→ **DESCRIPTION OF THE TASK**
Spot each line in the records below where the word "реабилитационные" occurs, then copy it.

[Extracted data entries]
● ● ● ●
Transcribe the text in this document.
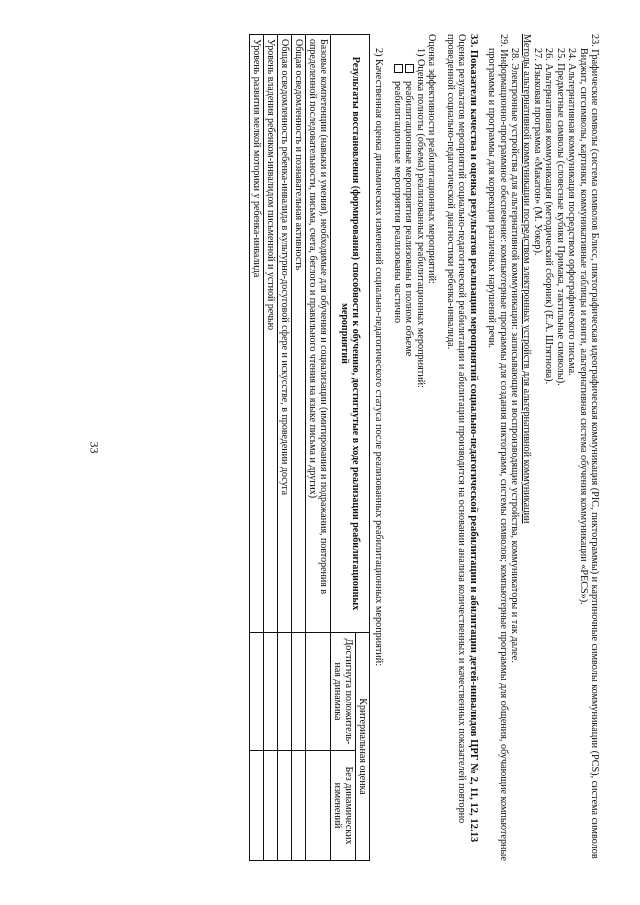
33	23. Графические символы (система символов Блисс, пиктографическая идеографическая коммуникация (PIC, пиктограммы) и картиночные символы коммуникации (PCS), система символов Виджит, сигсимволы, картинки, коммуникативные таблицы и книги, альтернативная система обучения коммуникации «PECS»).

24. Альтернативная коммуникация посредством орфографического письма.

25. Предметные символы (словесные кубики Примака, тактильные символы).

26. Альтернативная коммуникация (методический сборник) (Е.А. Штятнова).

27. Языковая программа «Макатон» (М. Уокер).

Методы альтернативной коммуникации посредством электронных устройств для альтернативной коммуникации

28. Электронные устройства для альтернативной коммуникации: записывающие и воспроизводящие устройства, коммуникаторы и так далее.

29. Информационно-программное обеспечение: компьютерные программы для создания пиктограмм, системы символов; компьютерные программы для общения, обучающие компьютерные программы и программы для коррекции различных нарушений речи.

33. Показатели качества и оценка результатов реализации мероприятий социально-педагогической реабилитации и абилитации детей-инвалидов ЦРГ № 2, 11, 12, 12.13

Оценка результатов мероприятий социально-педагогической реабилитации и абилитации производится на основании анализа количественных и качественных показателей повторно проведенной социально-педагогической диагностики ребенка-инвалида.

Оценка эффективности реабилитационных мероприятий:

1) Оценка полноты (объема) реализованных реабилитационных мероприятий:

реабилитационные мероприятия реализованы в полном объеме

реабилитационные мероприятия реализованы частично

2) Качественная оценка динамических изменений социально-педагогического статуса после реализованных реабилитационных мероприятий:

Результаты восстановления (формирования) способности к обучению, достигнутые в ходе реализации реабилитационных мероприятий	Критериальная оценка	
	Достигнута положитель-ная динамика	Без динамических изменений
Базовые компетенции (навыки и умения), необходимые для обучения и социализации (имитирования и подражания, повторения в определенной последовательности, письма, счета, беглого и правильного чтения на языке письма и других)		
Общая осведомленность и познавательная активность		
Общая осведомленность ребенка-инвалида в культурно-досуговой сфере и искусстве, в проведении досуга		
Уровень владения ребенком-инвалидом письменной и устной речью		
Уровень развития мелкой моторики у ребенка-инвалида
● ● ● ●
→ **SOLUTION TO THIS EXERCISE**
реабилитационные мероприятия реализованы в полном объеме
реабилитационные мероприятия реализованы частично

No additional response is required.